▶ [INFORMATION SHOWN]
· · · · · · ·

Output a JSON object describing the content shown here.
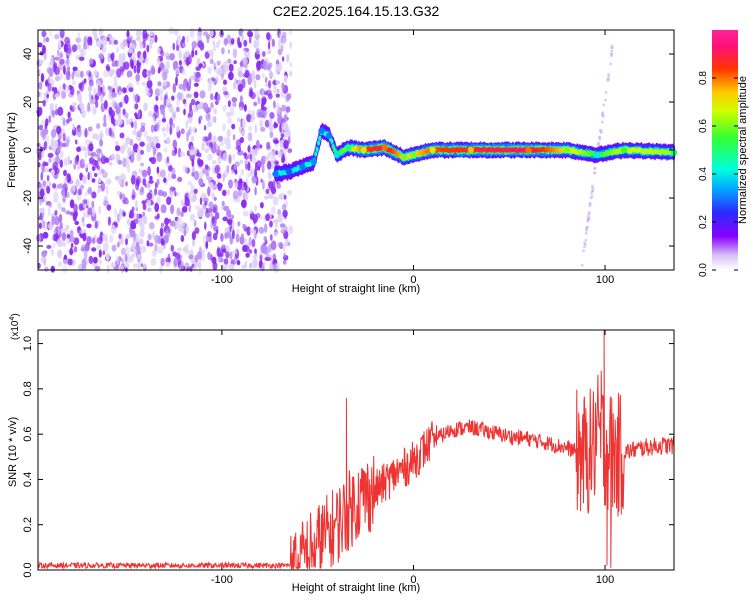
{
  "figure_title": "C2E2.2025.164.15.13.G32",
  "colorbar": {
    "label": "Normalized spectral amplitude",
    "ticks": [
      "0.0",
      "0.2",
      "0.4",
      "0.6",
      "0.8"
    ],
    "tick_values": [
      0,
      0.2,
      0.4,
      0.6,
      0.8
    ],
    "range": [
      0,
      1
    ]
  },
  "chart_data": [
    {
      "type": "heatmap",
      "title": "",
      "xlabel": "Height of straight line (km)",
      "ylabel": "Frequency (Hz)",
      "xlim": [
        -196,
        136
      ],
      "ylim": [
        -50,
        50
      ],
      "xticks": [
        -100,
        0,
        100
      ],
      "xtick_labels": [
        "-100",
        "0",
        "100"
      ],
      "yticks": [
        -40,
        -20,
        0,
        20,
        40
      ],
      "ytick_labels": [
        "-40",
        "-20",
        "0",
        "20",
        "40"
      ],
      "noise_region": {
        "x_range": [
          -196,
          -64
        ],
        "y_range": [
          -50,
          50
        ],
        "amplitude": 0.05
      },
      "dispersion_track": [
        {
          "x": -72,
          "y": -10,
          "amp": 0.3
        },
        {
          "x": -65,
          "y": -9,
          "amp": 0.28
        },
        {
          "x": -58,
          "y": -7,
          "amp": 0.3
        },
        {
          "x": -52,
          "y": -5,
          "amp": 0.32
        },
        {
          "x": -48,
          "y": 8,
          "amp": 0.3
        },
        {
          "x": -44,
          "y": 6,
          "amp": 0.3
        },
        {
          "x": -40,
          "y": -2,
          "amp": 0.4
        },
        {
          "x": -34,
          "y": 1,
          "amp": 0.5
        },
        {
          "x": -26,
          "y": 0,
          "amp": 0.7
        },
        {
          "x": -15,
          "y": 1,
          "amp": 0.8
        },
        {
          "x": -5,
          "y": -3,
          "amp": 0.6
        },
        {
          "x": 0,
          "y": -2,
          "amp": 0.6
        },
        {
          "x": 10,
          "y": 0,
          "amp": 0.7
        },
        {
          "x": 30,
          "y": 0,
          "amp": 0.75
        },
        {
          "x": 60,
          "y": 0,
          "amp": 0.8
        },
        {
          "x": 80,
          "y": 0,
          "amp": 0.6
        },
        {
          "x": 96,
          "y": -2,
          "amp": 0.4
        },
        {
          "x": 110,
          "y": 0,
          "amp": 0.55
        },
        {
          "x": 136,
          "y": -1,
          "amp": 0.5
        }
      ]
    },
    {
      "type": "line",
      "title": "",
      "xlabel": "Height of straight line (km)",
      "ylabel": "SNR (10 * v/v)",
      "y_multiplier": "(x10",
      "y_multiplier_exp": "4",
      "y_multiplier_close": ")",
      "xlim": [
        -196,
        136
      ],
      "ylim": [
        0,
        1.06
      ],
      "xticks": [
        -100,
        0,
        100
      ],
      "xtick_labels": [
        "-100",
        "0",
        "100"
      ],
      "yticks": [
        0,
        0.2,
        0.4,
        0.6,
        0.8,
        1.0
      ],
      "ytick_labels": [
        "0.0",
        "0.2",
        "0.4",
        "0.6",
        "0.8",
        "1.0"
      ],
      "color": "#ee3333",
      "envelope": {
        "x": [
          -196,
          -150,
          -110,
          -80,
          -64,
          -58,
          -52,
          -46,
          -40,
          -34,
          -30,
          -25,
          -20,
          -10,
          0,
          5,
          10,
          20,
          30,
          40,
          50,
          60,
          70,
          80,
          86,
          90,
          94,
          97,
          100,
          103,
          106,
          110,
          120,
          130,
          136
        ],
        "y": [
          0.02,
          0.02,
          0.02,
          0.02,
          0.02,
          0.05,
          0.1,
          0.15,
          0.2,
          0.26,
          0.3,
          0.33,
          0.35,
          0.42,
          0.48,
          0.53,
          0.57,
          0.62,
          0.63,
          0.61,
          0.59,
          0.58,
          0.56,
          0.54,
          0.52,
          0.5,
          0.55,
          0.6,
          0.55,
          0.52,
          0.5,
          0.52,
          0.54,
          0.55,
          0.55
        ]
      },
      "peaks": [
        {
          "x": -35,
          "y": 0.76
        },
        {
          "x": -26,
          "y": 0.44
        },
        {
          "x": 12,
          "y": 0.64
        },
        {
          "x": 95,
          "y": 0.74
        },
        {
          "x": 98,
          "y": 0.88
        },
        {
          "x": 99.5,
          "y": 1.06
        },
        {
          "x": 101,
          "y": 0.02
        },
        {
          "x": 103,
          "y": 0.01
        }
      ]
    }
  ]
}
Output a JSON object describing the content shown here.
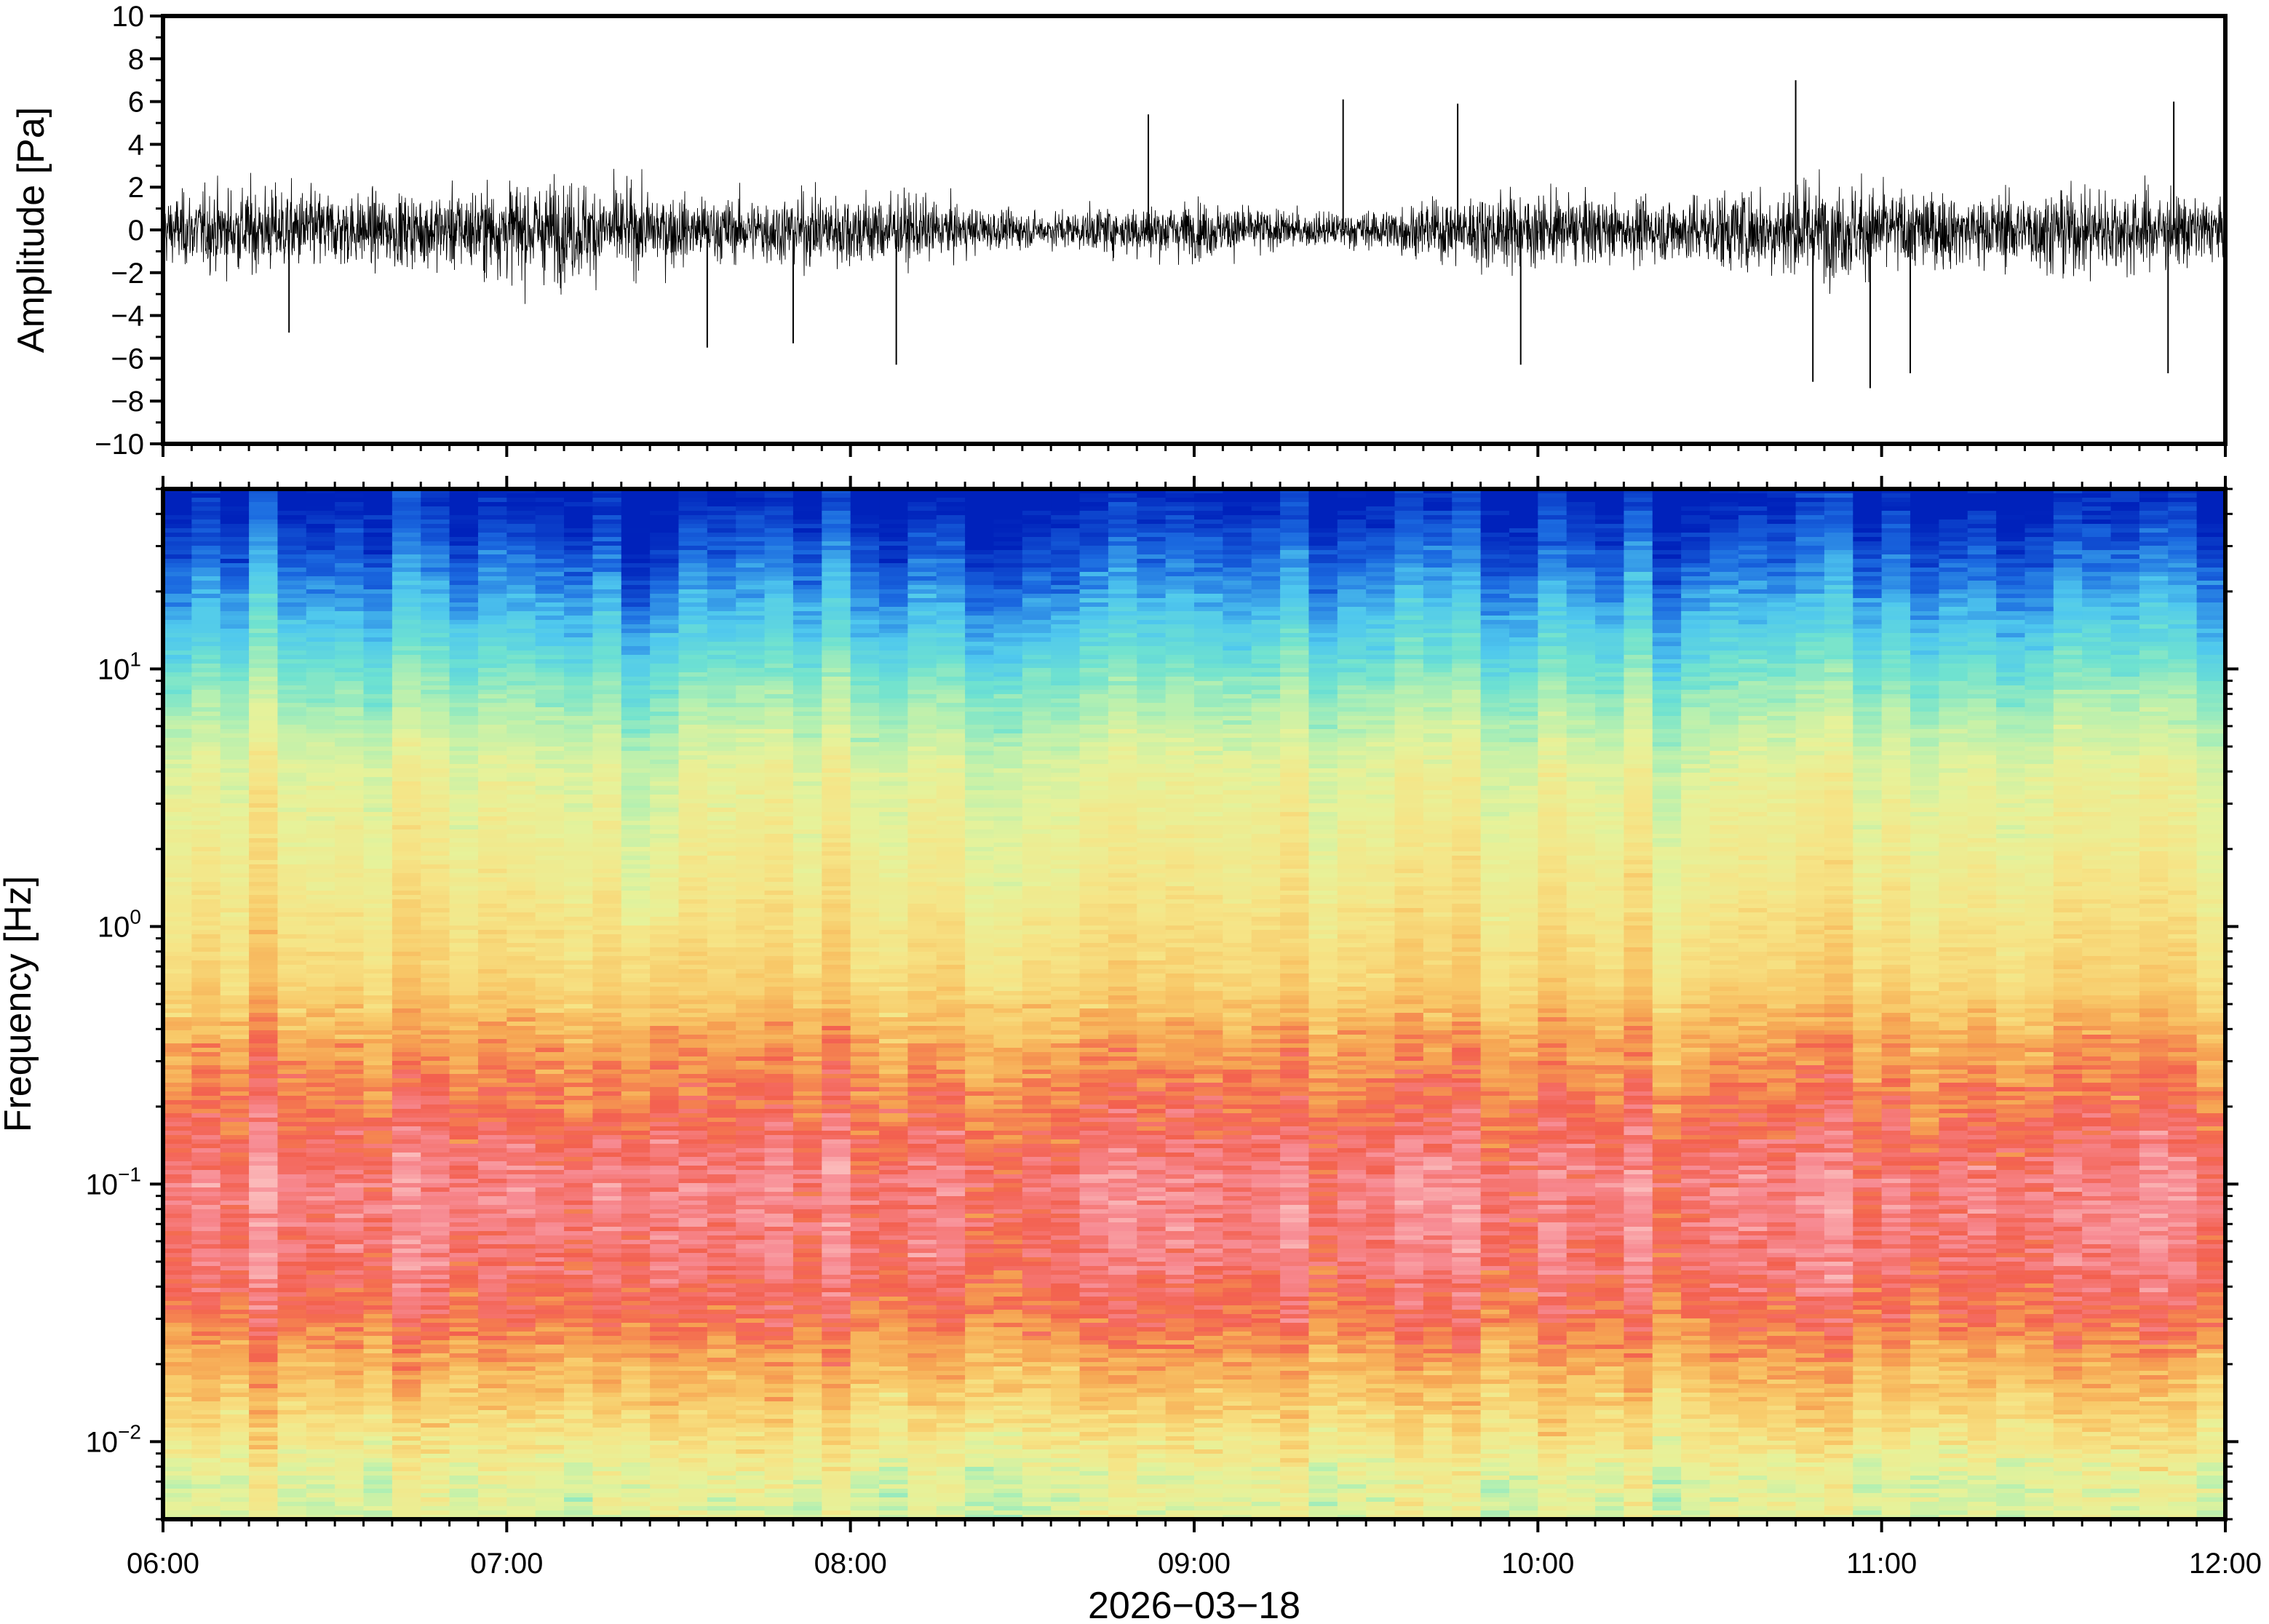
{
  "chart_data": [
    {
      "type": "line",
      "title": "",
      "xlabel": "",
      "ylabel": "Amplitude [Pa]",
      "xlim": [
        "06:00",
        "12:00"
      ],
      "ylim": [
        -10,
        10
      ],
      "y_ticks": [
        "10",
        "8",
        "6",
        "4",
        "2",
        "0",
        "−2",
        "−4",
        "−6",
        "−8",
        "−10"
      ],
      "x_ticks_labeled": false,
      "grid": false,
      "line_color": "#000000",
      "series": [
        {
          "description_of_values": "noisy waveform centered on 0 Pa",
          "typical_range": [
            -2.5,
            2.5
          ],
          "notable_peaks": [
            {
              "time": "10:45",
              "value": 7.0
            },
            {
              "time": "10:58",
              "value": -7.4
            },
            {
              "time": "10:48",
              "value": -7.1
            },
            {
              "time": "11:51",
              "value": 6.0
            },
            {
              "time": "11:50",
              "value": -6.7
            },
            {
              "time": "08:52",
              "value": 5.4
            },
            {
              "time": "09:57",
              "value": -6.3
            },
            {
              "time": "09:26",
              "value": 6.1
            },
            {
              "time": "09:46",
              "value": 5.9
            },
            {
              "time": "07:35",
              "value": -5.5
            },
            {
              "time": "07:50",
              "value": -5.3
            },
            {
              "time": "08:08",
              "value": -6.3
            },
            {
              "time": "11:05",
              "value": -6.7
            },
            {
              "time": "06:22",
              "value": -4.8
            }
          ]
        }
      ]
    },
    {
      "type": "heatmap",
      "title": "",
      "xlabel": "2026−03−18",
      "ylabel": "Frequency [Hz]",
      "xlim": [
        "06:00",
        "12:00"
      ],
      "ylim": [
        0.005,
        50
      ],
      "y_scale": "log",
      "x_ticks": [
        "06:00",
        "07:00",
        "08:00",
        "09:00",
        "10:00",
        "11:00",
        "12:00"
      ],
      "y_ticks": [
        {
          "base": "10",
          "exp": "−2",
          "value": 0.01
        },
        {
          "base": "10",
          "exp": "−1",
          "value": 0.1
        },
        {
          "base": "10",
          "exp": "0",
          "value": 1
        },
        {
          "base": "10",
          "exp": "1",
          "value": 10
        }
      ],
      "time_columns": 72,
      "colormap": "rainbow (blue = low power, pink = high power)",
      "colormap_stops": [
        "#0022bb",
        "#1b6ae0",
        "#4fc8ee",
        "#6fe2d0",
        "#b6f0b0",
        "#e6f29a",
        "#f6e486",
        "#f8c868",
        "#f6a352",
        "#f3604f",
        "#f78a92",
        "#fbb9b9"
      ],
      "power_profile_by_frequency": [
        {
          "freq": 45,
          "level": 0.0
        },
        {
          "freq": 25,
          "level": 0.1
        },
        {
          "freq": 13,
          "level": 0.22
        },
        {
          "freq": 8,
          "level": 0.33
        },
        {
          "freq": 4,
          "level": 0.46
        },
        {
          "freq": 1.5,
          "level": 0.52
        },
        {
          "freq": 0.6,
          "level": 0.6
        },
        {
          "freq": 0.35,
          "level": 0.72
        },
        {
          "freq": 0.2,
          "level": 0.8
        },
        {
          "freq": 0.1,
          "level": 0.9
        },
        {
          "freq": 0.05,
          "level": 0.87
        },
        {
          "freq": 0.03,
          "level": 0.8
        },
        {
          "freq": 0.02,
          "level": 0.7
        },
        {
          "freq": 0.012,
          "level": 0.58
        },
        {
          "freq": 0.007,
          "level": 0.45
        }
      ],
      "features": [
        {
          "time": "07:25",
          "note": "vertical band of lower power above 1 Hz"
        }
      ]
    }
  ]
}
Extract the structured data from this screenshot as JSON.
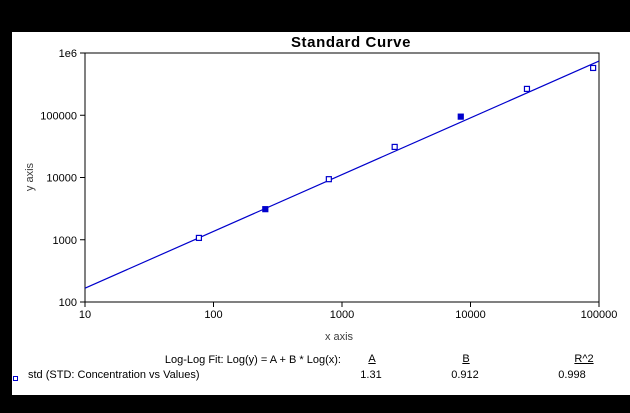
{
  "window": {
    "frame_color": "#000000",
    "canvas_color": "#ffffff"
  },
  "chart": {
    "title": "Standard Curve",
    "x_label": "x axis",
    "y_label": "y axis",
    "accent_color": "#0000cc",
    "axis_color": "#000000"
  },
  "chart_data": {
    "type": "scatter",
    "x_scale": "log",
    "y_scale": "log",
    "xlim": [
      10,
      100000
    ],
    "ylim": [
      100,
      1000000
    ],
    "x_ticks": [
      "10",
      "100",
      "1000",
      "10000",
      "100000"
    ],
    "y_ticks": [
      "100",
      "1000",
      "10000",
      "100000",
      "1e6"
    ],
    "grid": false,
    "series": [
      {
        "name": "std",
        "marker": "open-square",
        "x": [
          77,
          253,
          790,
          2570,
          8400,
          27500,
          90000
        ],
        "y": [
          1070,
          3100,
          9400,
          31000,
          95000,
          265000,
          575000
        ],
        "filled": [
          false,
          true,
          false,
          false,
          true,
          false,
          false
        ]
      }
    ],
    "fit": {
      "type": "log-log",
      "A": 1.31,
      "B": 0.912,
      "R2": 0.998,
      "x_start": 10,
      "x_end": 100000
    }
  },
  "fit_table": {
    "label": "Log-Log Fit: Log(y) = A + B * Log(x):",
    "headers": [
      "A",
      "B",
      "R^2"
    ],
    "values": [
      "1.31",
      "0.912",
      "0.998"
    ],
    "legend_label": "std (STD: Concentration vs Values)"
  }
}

· · · · · · ·

Leave out every picture and write out exactly the lines running from the line containing "Extract the structured" to the end of the listing above.

Extract the structured data from this screenshot as JSON.
{
  "window": {
    "frame_color": "#000000",
    "canvas_color": "#ffffff"
  },
  "chart": {
    "title": "Standard Curve",
    "x_label": "x axis",
    "y_label": "y axis",
    "accent_color": "#0000cc",
    "axis_color": "#000000"
  },
  "chart_data": {
    "type": "scatter",
    "x_scale": "log",
    "y_scale": "log",
    "xlim": [
      10,
      100000
    ],
    "ylim": [
      100,
      1000000
    ],
    "x_ticks": [
      "10",
      "100",
      "1000",
      "10000",
      "100000"
    ],
    "y_ticks": [
      "100",
      "1000",
      "10000",
      "100000",
      "1e6"
    ],
    "grid": false,
    "series": [
      {
        "name": "std",
        "marker": "open-square",
        "x": [
          77,
          253,
          790,
          2570,
          8400,
          27500,
          90000
        ],
        "y": [
          1070,
          3100,
          9400,
          31000,
          95000,
          265000,
          575000
        ],
        "filled": [
          false,
          true,
          false,
          false,
          true,
          false,
          false
        ]
      }
    ],
    "fit": {
      "type": "log-log",
      "A": 1.31,
      "B": 0.912,
      "R2": 0.998,
      "x_start": 10,
      "x_end": 100000
    }
  },
  "fit_table": {
    "label": "Log-Log Fit: Log(y) = A + B * Log(x):",
    "headers": [
      "A",
      "B",
      "R^2"
    ],
    "values": [
      "1.31",
      "0.912",
      "0.998"
    ],
    "legend_label": "std (STD: Concentration vs Values)"
  }
}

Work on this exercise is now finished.